++++ SOURCE MATERIAL ++++

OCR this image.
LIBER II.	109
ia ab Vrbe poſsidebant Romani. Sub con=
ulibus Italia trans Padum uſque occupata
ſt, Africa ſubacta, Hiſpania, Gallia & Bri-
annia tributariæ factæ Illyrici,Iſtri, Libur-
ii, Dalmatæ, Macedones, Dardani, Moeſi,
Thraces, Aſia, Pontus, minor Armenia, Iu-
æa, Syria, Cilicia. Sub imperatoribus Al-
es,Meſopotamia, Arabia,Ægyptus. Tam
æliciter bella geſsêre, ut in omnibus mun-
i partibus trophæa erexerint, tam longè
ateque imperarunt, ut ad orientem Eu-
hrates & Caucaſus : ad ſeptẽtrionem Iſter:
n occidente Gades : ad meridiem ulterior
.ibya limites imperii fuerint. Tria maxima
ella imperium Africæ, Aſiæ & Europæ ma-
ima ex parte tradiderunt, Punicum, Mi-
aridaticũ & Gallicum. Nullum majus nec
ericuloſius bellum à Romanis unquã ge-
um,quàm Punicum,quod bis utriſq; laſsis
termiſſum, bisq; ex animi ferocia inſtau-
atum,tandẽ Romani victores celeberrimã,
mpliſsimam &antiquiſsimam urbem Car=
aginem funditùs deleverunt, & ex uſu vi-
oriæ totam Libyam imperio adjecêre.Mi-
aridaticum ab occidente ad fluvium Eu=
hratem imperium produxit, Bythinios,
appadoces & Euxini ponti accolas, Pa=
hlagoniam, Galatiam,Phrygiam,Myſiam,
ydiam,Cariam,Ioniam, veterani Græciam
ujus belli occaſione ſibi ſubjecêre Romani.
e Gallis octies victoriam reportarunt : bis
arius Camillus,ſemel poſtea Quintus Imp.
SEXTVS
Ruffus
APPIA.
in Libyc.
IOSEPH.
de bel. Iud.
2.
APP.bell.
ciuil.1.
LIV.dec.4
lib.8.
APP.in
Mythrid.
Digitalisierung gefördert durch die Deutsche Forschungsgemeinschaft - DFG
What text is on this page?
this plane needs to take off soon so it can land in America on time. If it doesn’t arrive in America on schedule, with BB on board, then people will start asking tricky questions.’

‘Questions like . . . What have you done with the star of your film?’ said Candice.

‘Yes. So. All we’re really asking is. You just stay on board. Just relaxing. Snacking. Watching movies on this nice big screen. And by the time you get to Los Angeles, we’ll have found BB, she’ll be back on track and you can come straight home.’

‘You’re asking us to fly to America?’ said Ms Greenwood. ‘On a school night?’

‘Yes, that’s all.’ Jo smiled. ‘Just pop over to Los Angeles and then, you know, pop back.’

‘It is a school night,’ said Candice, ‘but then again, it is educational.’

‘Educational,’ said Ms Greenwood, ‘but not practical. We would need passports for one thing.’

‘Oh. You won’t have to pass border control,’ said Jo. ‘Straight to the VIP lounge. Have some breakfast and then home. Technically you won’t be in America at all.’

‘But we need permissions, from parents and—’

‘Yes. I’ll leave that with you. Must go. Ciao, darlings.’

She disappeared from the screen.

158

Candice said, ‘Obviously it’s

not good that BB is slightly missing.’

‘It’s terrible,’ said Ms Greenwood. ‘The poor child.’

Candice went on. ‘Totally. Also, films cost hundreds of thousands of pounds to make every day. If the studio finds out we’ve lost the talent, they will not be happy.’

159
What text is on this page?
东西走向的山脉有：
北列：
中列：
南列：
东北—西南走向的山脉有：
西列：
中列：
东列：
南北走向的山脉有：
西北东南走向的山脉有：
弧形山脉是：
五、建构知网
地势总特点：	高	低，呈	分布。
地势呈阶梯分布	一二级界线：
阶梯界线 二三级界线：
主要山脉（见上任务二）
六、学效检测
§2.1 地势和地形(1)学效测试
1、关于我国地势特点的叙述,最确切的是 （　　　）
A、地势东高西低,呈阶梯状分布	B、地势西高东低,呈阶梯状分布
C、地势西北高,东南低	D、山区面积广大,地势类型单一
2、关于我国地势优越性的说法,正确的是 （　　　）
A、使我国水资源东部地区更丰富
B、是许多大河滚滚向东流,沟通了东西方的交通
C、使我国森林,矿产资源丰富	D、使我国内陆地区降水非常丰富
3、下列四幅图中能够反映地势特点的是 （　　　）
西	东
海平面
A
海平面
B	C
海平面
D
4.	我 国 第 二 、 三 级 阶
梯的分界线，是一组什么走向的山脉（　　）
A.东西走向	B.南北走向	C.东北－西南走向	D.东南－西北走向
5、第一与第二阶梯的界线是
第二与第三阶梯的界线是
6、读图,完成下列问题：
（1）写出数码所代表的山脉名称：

++++

### JOB
Copy all the records above exactly, missing none.

### EXERCISE RESULT
OCR this image.
LIBER II.	109
ia ab Vrbe poſsidebant Romani. Sub con=
ulibus Italia trans Padum uſque occupata
ſt, Africa ſubacta, Hiſpania, Gallia & Bri-
annia tributariæ factæ Illyrici,Iſtri, Libur-
ii, Dalmatæ, Macedones, Dardani, Moeſi,
Thraces, Aſia, Pontus, minor Armenia, Iu-
æa, Syria, Cilicia. Sub imperatoribus Al-
es,Meſopotamia, Arabia,Ægyptus. Tam
æliciter bella geſsêre, ut in omnibus mun-
i partibus trophæa erexerint, tam longè
ateque imperarunt, ut ad orientem Eu-
hrates & Caucaſus : ad ſeptẽtrionem Iſter:
n occidente Gades : ad meridiem ulterior
.ibya limites imperii fuerint. Tria maxima
ella imperium Africæ, Aſiæ & Europæ ma-
ima ex parte tradiderunt, Punicum, Mi-
aridaticũ & Gallicum. Nullum majus nec
ericuloſius bellum à Romanis unquã ge-
um,quàm Punicum,quod bis utriſq; laſsis
termiſſum, bisq; ex animi ferocia inſtau-
atum,tandẽ Romani victores celeberrimã,
mpliſsimam &antiquiſsimam urbem Car=
aginem funditùs deleverunt, & ex uſu vi-
oriæ totam Libyam imperio adjecêre.Mi-
aridaticum ab occidente ad fluvium Eu=
hratem imperium produxit, Bythinios,
appadoces & Euxini ponti accolas, Pa=
hlagoniam, Galatiam,Phrygiam,Myſiam,
ydiam,Cariam,Ioniam, veterani Græciam
ujus belli occaſione ſibi ſubjecêre Romani.
e Gallis octies victoriam reportarunt : bis
arius Camillus,ſemel poſtea Quintus Imp.
SEXTVS
Ruffus
APPIA.
in Libyc.
IOSEPH.
de bel. Iud.
2.
APP.bell.
ciuil.1.
LIV.dec.4
lib.8.
APP.in
Mythrid.
Digitalisierung gefördert durch die Deutsche Forschungsgemeinschaft - DFG
What text is on this page?
this plane needs to take off soon so it can land in America on time. If it doesn’t arrive in America on schedule, with BB on board, then people will start asking tricky questions.’

‘Questions like . . . What have you done with the star of your film?’ said Candice.

‘Yes. So. All we’re really asking is. You just stay on board. Just relaxing. Snacking. Watching movies on this nice big screen. And by the time you get to Los Angeles, we’ll have found BB, she’ll be back on track and you can come straight home.’

‘You’re asking us to fly to America?’ said Ms Greenwood. ‘On a school night?’

‘Yes, that’s all.’ Jo smiled. ‘Just pop over to Los Angeles and then, you know, pop back.’

‘It is a school night,’ said Candice, ‘but then again, it is educational.’

‘Educational,’ said Ms Greenwood, ‘but not practical. We would need passports for one thing.’

‘Oh. You won’t have to pass border control,’ said Jo. ‘Straight to the VIP lounge. Have some breakfast and then home. Technically you won’t be in America at all.’

‘But we need permissions, from parents and—’

‘Yes. I’ll leave that with you. Must go. Ciao, darlings.’

She disappeared from the screen.

158

Candice said, ‘Obviously it’s

not good that BB is slightly missing.’

‘It’s terrible,’ said Ms Greenwood. ‘The poor child.’

Candice went on. ‘Totally. Also, films cost hundreds of thousands of pounds to make every day. If the studio finds out we’ve lost the talent, they will not be happy.’

159
What text is on this page?
东西走向的山脉有：
北列：
中列：
南列：
东北—西南走向的山脉有：
西列：
中列：
东列：
南北走向的山脉有：
西北东南走向的山脉有：
弧形山脉是：
五、建构知网
地势总特点：	高	低，呈	分布。
地势呈阶梯分布	一二级界线：
阶梯界线 二三级界线：
主要山脉（见上任务二）
六、学效检测
§2.1 地势和地形(1)学效测试
1、关于我国地势特点的叙述,最确切的是 （　　　）
A、地势东高西低,呈阶梯状分布	B、地势西高东低,呈阶梯状分布
C、地势西北高,东南低	D、山区面积广大,地势类型单一
2、关于我国地势优越性的说法,正确的是 （　　　）
A、使我国水资源东部地区更丰富
B、是许多大河滚滚向东流,沟通了东西方的交通
C、使我国森林,矿产资源丰富	D、使我国内陆地区降水非常丰富
3、下列四幅图中能够反映地势特点的是 （　　　）
西	东
海平面
A
海平面
B	C
海平面
D
4.	我 国 第 二 、 三 级 阶
梯的分界线，是一组什么走向的山脉（　　）
A.东西走向	B.南北走向	C.东北－西南走向	D.东南－西北走向
5、第一与第二阶梯的界线是
第二与第三阶梯的界线是
6、读图,完成下列问题：
（1）写出数码所代表的山脉名称：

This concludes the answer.